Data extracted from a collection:
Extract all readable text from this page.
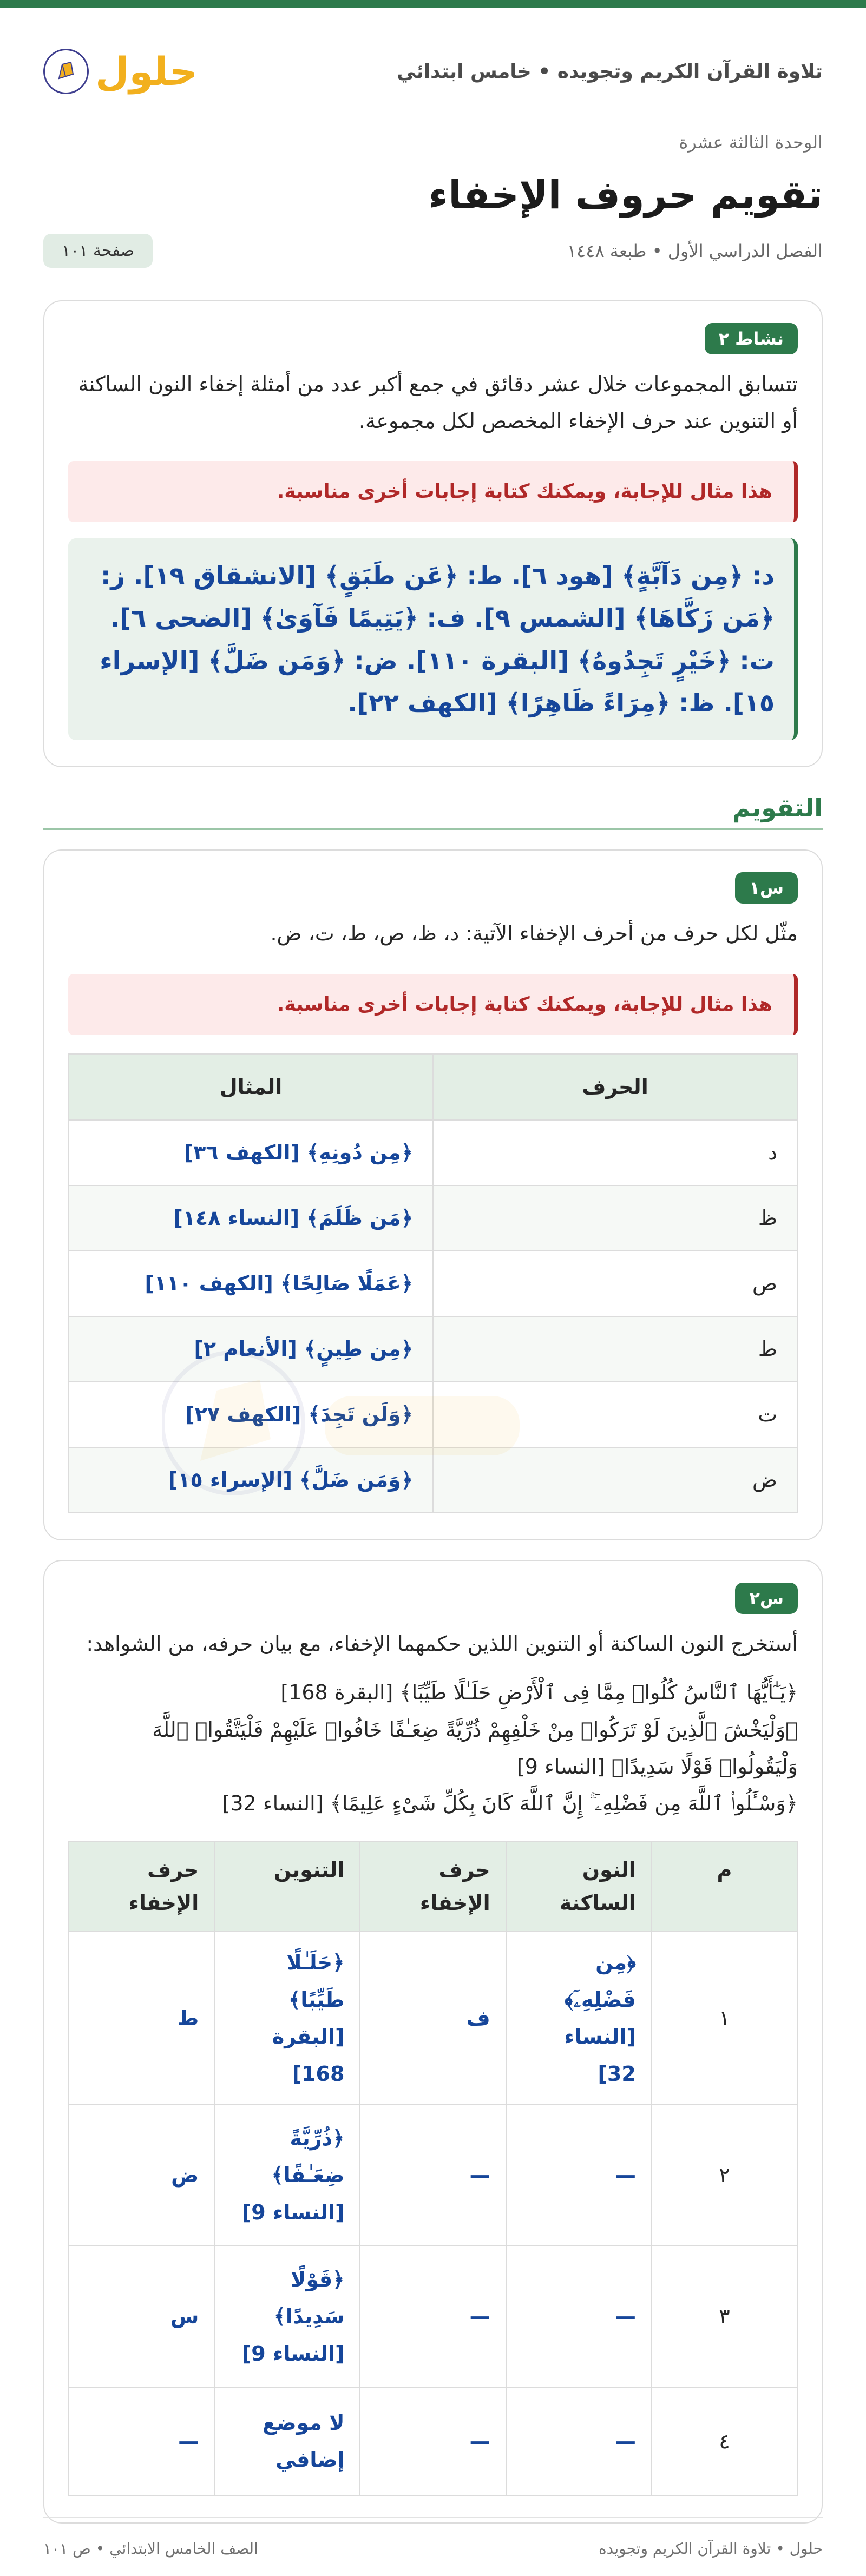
تلاوة القرآن الكريم وتجويده • خامس ابتدائي
حلول
الوحدة الثالثة عشرة
تقويم حروف الإخفاء
الفصل الدراسي الأول • طبعة ١٤٤٨
صفحة ١٠١
نشاط ٢

تتسابق المجموعات خلال عشر دقائق في جمع أكبر عدد من أمثلة إخفاء النون الساكنة أو التنوين عند حرف الإخفاء المخصص لكل مجموعة.

هذا مثال للإجابة، ويمكنك كتابة إجابات أخرى مناسبة.
د: ﴿مِن دَآبَّةٍ﴾ [هود ٦]. ط: ﴿عَن طَبَقٍ﴾ [الانشقاق ١٩]. ز: ﴿مَن زَكَّاهَا﴾ [الشمس ٩]. ف: ﴿يَتِيمًا فَآوَىٰ﴾ [الضحى ٦]. ت: ﴿خَيْرٍ تَجِدُوهُ﴾ [البقرة ١١٠]. ض: ﴿وَمَن ضَلَّ﴾ [الإسراء ١٥]. ظ: ﴿مِرَاءً ظَاهِرًا﴾ [الكهف ٢٢].
التقويم
س١

مثّل لكل حرف من أحرف الإخفاء الآتية: د، ظ، ص، ط، ت، ض.

هذا مثال للإجابة، ويمكنك كتابة إجابات أخرى مناسبة.
الحرف	المثال
د	﴿مِن دُونِهِ﴾ [الكهف ٣٦]
ظ	﴿مَن ظَلَمَ﴾ [النساء ١٤٨]
ص	﴿عَمَلًا صَالِحًا﴾ [الكهف ١١٠]
ط	﴿مِن طِينٍ﴾ [الأنعام ٢]
ت	﴿وَلَن تَجِدَ﴾ [الكهف ٢٧]
ض	﴿وَمَن ضَلَّ﴾ [الإسراء ١٥]
س٢

أستخرج النون الساكنة أو التنوين اللذين حكمهما الإخفاء، مع بيان حرفه، من الشواهد:

﴿يَـٰٓأَيُّهَا ٱلنَّاسُ كُلُوا۟ مِمَّا فِى ٱلْأَرْضِ حَلَـٰلًا طَيِّبًا﴾ [البقرة 168]
﴿وَلْيَخْشَ ٱلَّذِينَ لَوْ تَرَكُوا۟ مِنْ خَلْفِهِمْ ذُرِّيَّةً ضِعَـٰفًا خَافُوا۟ عَلَيْهِمْ فَلْيَتَّقُوا۟ ٱللَّهَ وَلْيَقُولُوا۟ قَوْلًا سَدِيدًا﴾ [النساء 9]
﴿وَسْـَٔلُوا۟ ٱللَّهَ مِن فَضْلِهِۦٓ ۚ إِنَّ ٱللَّهَ كَانَ بِكُلِّ شَىْءٍ عَلِيمًا﴾ [النساء 32]
م	النون الساكنة	حرف الإخفاء	التنوين	حرف الإخفاء
١	﴿مِن فَضْلِهِۦٓ﴾ [النساء 32]	ف	﴿حَلَـٰلًا طَيِّبًا﴾ [البقرة 168]	ط
٢	—	—	﴿ذُرِّيَّةً ضِعَـٰفًا﴾ [النساء 9]	ض
٣	—	—	﴿قَوْلًا سَدِيدًا﴾ [النساء 9]	س
٤	—	—	لا موضع إضافي	—
حلول • تلاوة القرآن الكريم وتجويده
الصف الخامس الابتدائي • ص ١٠١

Short exercise:
Determine how many lines of the listing above hold the word "البقرة". Report that number without anything else.

Reply to the task:
3